À FAIRE
Pourriez-vous transcrire mot pour mot le passage du texte source sur la relance du logement qui commence par les mots contenant « Je voudrais conclure » et se termine par « le président. (Sourires.) » ?

TEXTE SOURCE

------------

Je voudrais conclure au sujet de l’efficacité des mesures prises par le Gouvernement en citant une interview d’Alain Dinin, président du groupe Nexity. « La relance par la construction de logements sociaux et intermédiaires répond-elle à votre attente ? », lui demande-t-on. Que répond-il ? « Ce qui a été annoncé n’est pas un plan de relance, mais des adaptations qui ne donneront pas d’effets concrets en 2009. » Et d’ajouter : « S’il n’y avait eu qu’une mesure à prendre, cela aurait dû être la TVA à 5,5 %. »
J’aurais pu prendre d’autres exemples, mais je veux terminer avant d’être rappelé à l’ordre par le président. (Sourires.)

------------

DONNÉES
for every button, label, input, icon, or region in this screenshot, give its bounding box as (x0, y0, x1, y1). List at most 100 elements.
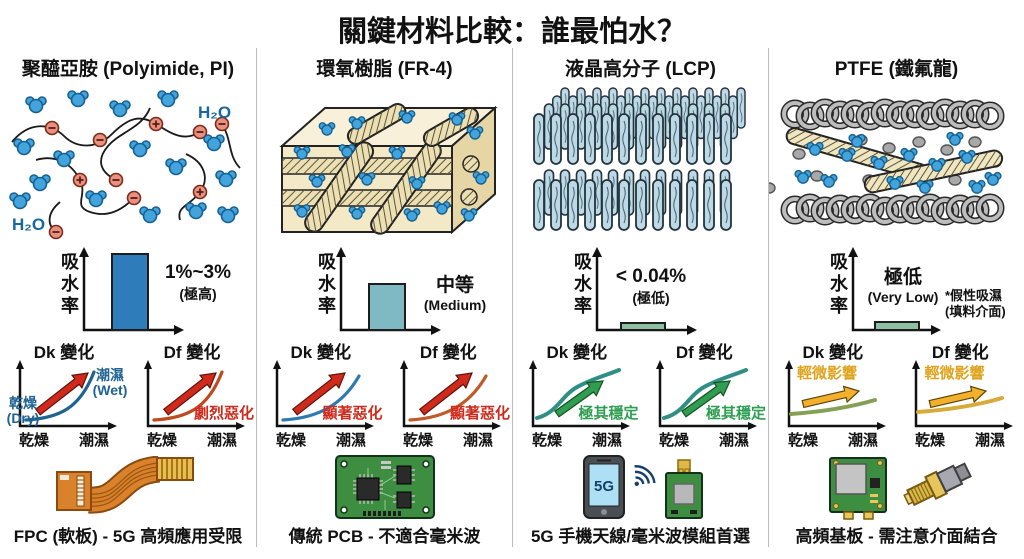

------------

RÉPONSE
Je voudrais conclure au sujet de l’efficacité des mesures prises par le Gouvernement en citant une interview d’Alain Dinin, président du groupe Nexity. « La relance par la construction de logements sociaux et intermédiaires répond-elle à votre attente ? », lui demande-t-on. Que répond-il ? « Ce qui a été annoncé n’est pas un plan de relance, mais des adaptations qui ne donneront pas d’effets concrets en 2009. » Et d’ajouter : « S’il n’y avait eu qu’une mesure à prendre, cela aurait dû être la TVA à 5,5 %. »
J’aurais pu prendre d’autres exemples, mais je veux terminer avant d’être rappelé à l’ordre par le président. (Sourires.)